Task description:
Pick out the lines containing "Jílovém".

::::::::::

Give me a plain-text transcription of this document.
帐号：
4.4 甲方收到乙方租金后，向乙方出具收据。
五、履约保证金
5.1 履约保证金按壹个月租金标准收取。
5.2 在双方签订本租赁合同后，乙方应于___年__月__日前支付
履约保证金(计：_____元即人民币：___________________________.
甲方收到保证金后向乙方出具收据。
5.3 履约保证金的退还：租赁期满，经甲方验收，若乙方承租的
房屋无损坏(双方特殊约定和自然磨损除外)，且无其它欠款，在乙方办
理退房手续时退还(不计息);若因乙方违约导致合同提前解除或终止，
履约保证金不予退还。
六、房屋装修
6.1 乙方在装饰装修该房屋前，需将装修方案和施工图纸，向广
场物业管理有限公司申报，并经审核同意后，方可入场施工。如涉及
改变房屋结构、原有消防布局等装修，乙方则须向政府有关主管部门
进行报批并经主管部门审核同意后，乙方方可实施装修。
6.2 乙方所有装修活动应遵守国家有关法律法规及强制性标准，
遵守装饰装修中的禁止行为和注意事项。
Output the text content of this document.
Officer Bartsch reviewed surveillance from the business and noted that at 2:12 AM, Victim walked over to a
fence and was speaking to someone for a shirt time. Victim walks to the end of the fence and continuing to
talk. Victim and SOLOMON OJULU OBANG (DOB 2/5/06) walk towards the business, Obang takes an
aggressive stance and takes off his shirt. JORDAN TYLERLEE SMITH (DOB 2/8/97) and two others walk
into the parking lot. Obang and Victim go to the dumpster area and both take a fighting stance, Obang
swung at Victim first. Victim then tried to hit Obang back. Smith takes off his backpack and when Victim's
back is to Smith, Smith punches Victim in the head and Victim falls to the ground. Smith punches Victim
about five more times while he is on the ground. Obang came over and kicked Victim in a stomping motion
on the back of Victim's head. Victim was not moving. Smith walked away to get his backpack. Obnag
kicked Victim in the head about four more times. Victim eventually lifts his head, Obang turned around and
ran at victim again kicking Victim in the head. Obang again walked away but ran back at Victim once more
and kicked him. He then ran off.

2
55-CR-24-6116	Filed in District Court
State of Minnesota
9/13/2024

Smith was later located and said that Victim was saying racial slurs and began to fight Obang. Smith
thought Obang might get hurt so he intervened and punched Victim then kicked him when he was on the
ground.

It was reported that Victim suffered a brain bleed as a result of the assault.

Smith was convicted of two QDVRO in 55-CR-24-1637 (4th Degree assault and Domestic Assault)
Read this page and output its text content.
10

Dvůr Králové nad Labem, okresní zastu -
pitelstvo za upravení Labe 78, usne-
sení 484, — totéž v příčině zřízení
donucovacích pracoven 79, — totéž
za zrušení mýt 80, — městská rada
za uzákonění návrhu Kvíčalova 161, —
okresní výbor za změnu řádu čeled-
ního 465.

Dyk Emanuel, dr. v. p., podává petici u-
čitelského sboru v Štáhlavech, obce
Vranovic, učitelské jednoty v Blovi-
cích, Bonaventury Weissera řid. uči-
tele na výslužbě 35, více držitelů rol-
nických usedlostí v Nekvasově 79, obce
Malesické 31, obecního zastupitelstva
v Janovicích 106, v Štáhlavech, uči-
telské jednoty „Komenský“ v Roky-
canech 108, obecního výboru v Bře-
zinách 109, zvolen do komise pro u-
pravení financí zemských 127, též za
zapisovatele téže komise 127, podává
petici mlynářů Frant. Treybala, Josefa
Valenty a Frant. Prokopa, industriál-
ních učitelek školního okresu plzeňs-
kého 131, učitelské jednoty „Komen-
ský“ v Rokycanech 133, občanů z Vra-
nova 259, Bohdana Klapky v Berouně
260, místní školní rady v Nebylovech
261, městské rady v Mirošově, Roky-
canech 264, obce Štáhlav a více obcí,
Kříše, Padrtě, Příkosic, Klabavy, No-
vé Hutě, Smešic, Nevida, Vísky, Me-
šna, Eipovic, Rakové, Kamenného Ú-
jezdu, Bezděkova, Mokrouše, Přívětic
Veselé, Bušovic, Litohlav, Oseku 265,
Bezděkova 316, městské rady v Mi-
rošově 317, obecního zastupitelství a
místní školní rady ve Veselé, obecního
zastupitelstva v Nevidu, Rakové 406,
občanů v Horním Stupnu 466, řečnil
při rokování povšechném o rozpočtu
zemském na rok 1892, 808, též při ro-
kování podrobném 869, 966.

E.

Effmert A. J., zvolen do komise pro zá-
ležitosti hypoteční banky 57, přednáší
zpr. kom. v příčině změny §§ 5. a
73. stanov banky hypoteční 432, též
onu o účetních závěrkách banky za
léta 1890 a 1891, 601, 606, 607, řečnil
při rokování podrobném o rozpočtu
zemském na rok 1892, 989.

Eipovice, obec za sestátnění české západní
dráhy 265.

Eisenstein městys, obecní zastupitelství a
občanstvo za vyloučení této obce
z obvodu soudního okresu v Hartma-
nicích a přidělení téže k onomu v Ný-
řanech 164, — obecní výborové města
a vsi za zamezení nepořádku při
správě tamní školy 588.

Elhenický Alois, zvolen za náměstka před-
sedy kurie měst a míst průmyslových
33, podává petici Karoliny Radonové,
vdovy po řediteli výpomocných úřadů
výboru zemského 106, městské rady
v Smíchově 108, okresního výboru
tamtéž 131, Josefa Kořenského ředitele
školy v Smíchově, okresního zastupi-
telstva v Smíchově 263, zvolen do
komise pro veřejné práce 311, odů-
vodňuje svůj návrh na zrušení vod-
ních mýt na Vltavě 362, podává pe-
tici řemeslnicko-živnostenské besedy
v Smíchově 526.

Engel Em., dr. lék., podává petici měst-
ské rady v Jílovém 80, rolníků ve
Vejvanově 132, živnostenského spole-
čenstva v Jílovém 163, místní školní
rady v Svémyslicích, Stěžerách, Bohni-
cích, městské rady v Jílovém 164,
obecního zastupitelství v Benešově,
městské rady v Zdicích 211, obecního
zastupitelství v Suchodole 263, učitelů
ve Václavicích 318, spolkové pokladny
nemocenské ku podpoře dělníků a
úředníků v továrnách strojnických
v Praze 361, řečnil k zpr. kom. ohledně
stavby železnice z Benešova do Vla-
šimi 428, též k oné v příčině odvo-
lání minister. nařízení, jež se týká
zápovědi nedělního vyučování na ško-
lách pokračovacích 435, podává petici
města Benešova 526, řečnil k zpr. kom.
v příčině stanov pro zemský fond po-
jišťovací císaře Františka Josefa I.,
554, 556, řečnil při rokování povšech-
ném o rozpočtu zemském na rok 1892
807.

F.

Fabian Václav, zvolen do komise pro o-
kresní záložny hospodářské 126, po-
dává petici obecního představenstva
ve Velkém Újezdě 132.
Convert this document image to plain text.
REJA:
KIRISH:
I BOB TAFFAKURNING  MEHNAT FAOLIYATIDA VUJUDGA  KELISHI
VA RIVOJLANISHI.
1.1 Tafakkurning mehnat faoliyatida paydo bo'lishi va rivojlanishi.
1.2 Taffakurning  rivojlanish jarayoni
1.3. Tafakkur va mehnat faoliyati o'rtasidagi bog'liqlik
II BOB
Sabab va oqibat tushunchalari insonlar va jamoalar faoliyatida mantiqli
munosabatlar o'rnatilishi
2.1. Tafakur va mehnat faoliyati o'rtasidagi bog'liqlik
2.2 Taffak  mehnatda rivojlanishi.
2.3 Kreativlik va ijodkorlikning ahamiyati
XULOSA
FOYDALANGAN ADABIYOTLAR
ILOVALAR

::::::::::

Solution to this problem:
ské rady v Jílovém 80, rolníků ve
čenstva v Jílovém 163, místní školní
cích, městské rady v Jílovém 164,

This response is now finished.